• _Work to complete_
1. In the passage on troop needs in Afghanistan, what literacy rate does McKiernan give for the country?
2. Write out the passage on troop needs in Afghanistan word for word, starting with "In some ways, bringing" and going on through "all that helpful.".

• _Given passage_
• • • •

I judge the risk of not sending them too great a risk right now to ignore.
My expectation is that they will need to perform both the training mission and
combat and combat support missions simultaneously until such time that we can
provide additional troops. I cannot at this point say when that might be.
Again, we must continually assess our progress there and in Iraq, weighing it
against global risk and the health of the force before we make any more
commitments.
General David G McKiernan, the NATO ISAF
commander in Afghanistan, made similar points made about the need for more
forces in an interview published in the National Journal on September 13, 2008.
He stated later that the small increase in US forces that Bush announced in
September had still left him at least three brigades short of the US forces he
needed.
In some ways, bringing sustainable security to Afghanistan is
more difficult than in Iraq, starting with the fact that this is one of the
poorest countries on Earth, with a literacy rate estimated at only 30%,"
McKiernan said in an interview at his headquarters in Kabul. " ... there is a
lack of human capital in Afghanistan to do the things you expect of government,
whether that's serving as mayor or policeman, or running a budget, or managing
a labor force. In comparison, Iraq is a fairly rich and literate society, which
is why I don't find comparisons between the two conflicts all that helpful.
Building Afghan security and governance capability, from the bottom up at the
local level and from the top down at the national level, will be one of the
most important factors to winning in Afghanistan ... Military capability by
itself won't win this fight. After security is established, we have to build
governance and have reconstruction and development to meet the needs of the
Afghan people. Only when all three of those lines of operation work together in
tandem will we get the right outcome.
There is no doubt that Afghanistan has not received the resources from the
international community needed to meet its requirements for security,
governance, or development. Militarily, we have never had enough forces to
conduct a proper counterinsurgency campaign across Afghanistan. To do that -
clear out insurgents, keep them separated from the population, and set the
conditions for reconstruction and development - all of that translates to boots
on the ground, and we are short of them.
I'm happy to take contributions from as many partner nations as possible, but
what these national restrictions do is limit NATO's inherent advantage in
speed, mobility, intelligence-gathering, firepower, command-and-control, and
logistics. When nations restrict the use of their forces, it decreases those
advantages.
So did Major General Jeffrey J Schloesser, the
commander of the 101st Airborne Division and US forces in Eastern Afghanistan,
in an interview published on the Newsweek web site on September 10, 2008:
We
need more troops here in the east. I think General McKiernan has said the same,
speaking more broadly of Afghanistan. I don't want to characterize it as a
troop surge. But to clear, hold and build we will need more forces, and that
includes more Afghan forces, which are critical. Are two to three more brigades
the answer? It depends on our success as we increase the number of troops. And
then, what's the impact on the enemy? Some things are not knowable in the
coming months.

• • • •

• _Material_
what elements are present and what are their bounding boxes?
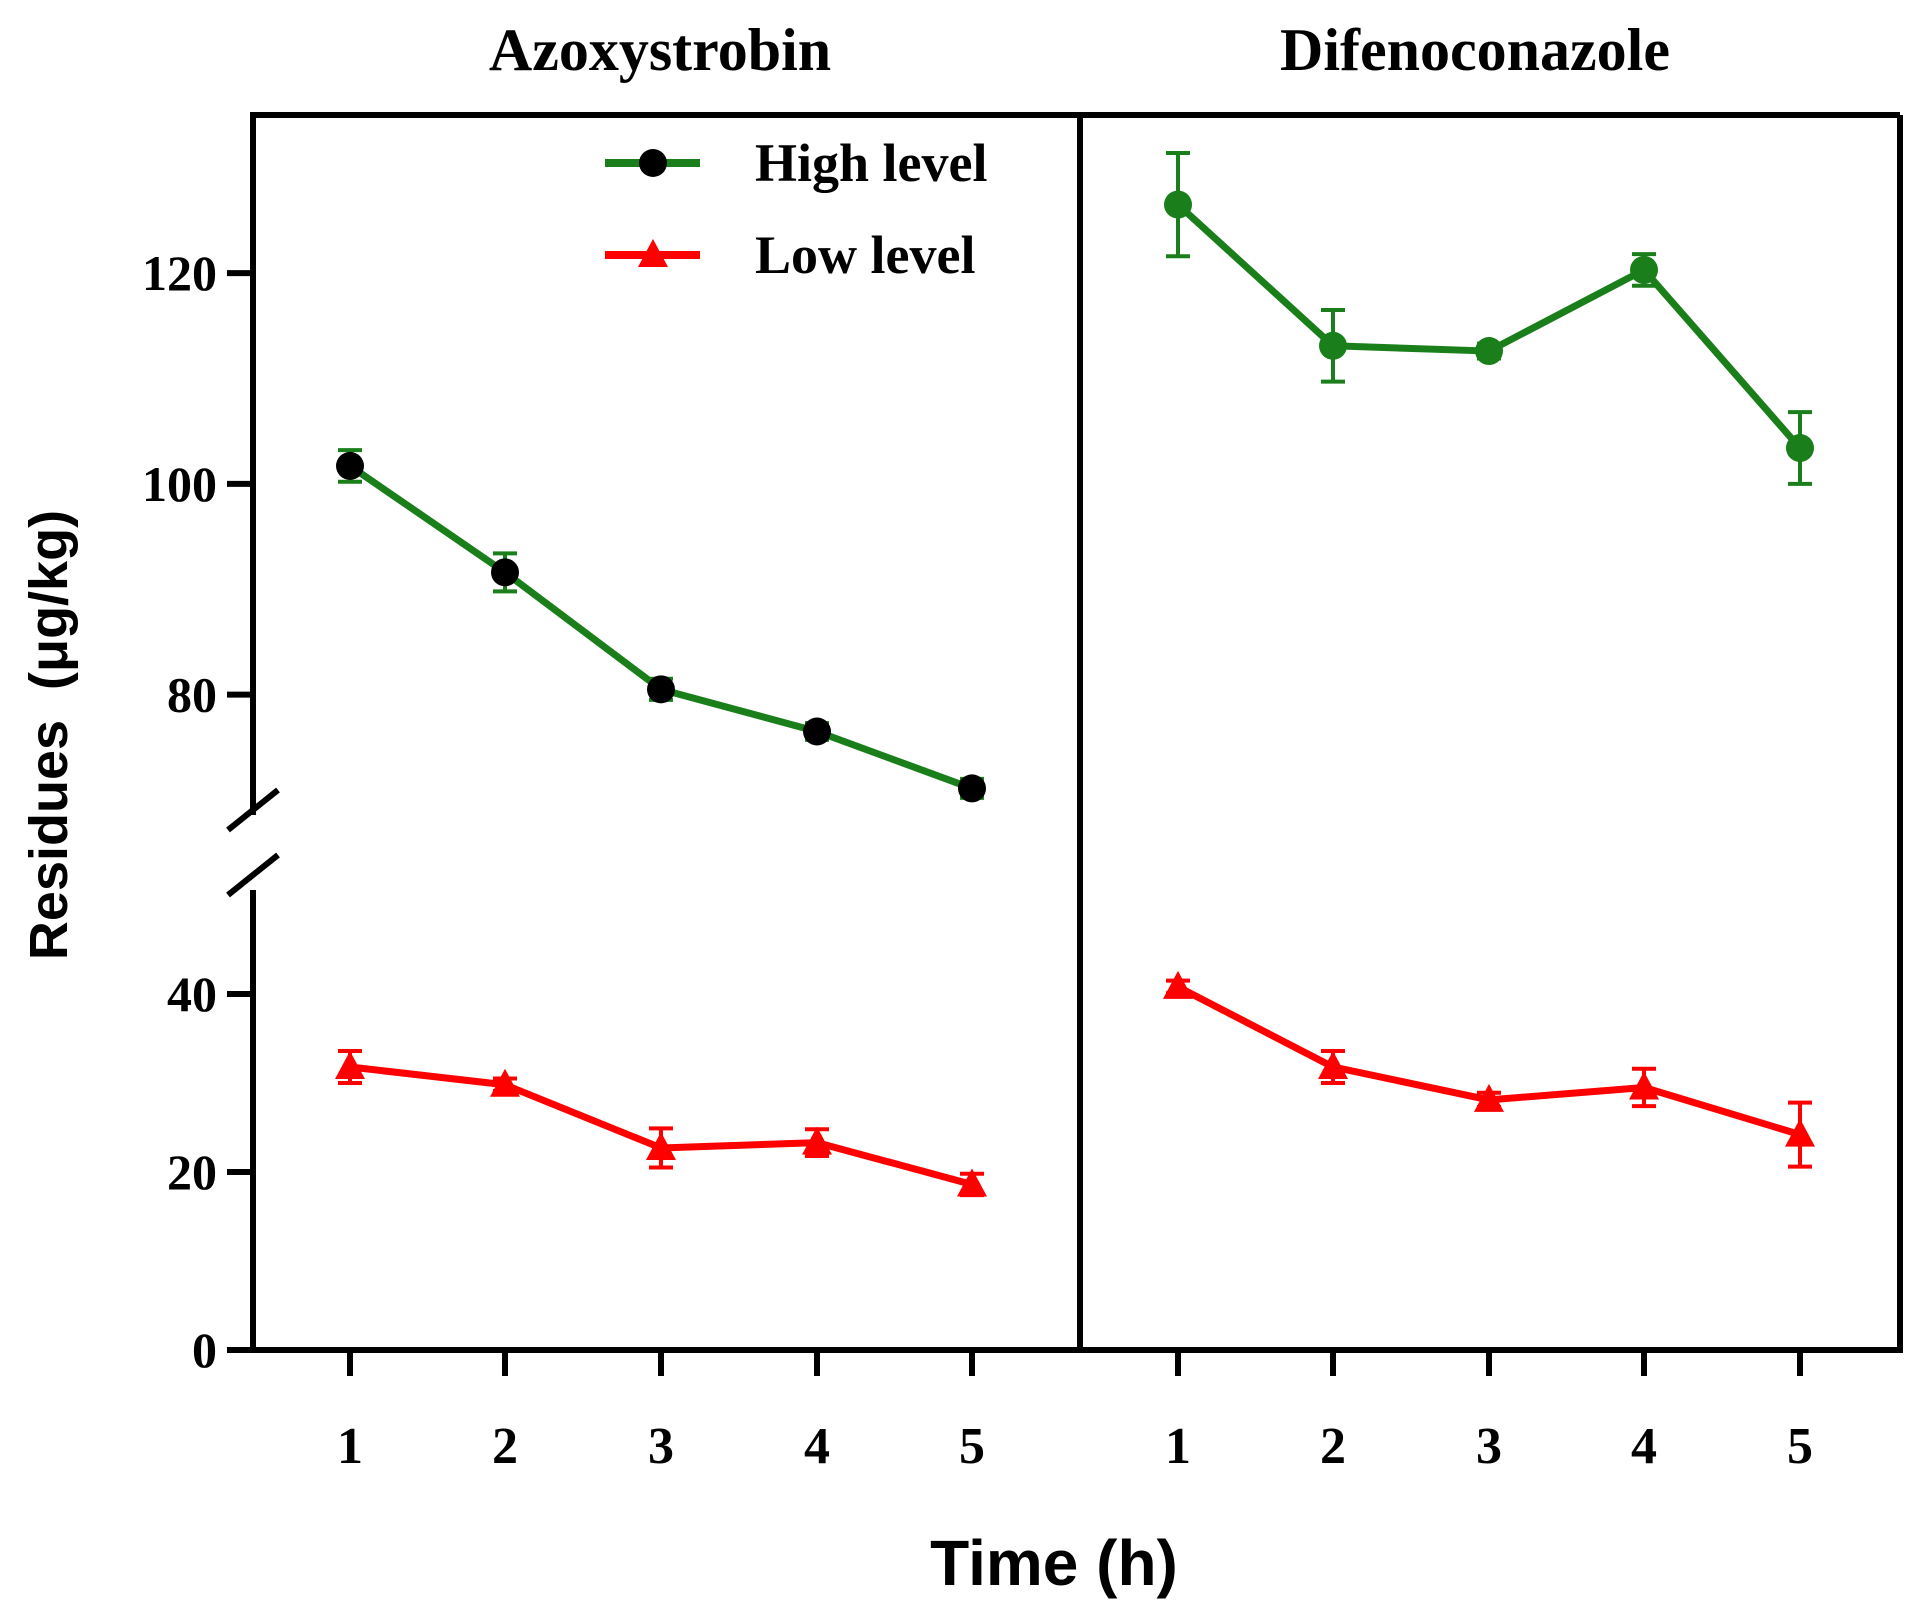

• • • •

• _Solutions below_
1. An estimated 30%.

2.
In some ways, bringing sustainable security to Afghanistan is
more difficult than in Iraq, starting with the fact that this is one of the
poorest countries on Earth, with a literacy rate estimated at only 30%,"
McKiernan said in an interview at his headquarters in Kabul. " ... there is a
lack of human capital in Afghanistan to do the things you expect of government,
whether that's serving as mayor or policeman, or running a budget, or managing
a labor force. In comparison, Iraq is a fairly rich and literate society, which
is why I don't find comparisons between the two conflicts all that helpful.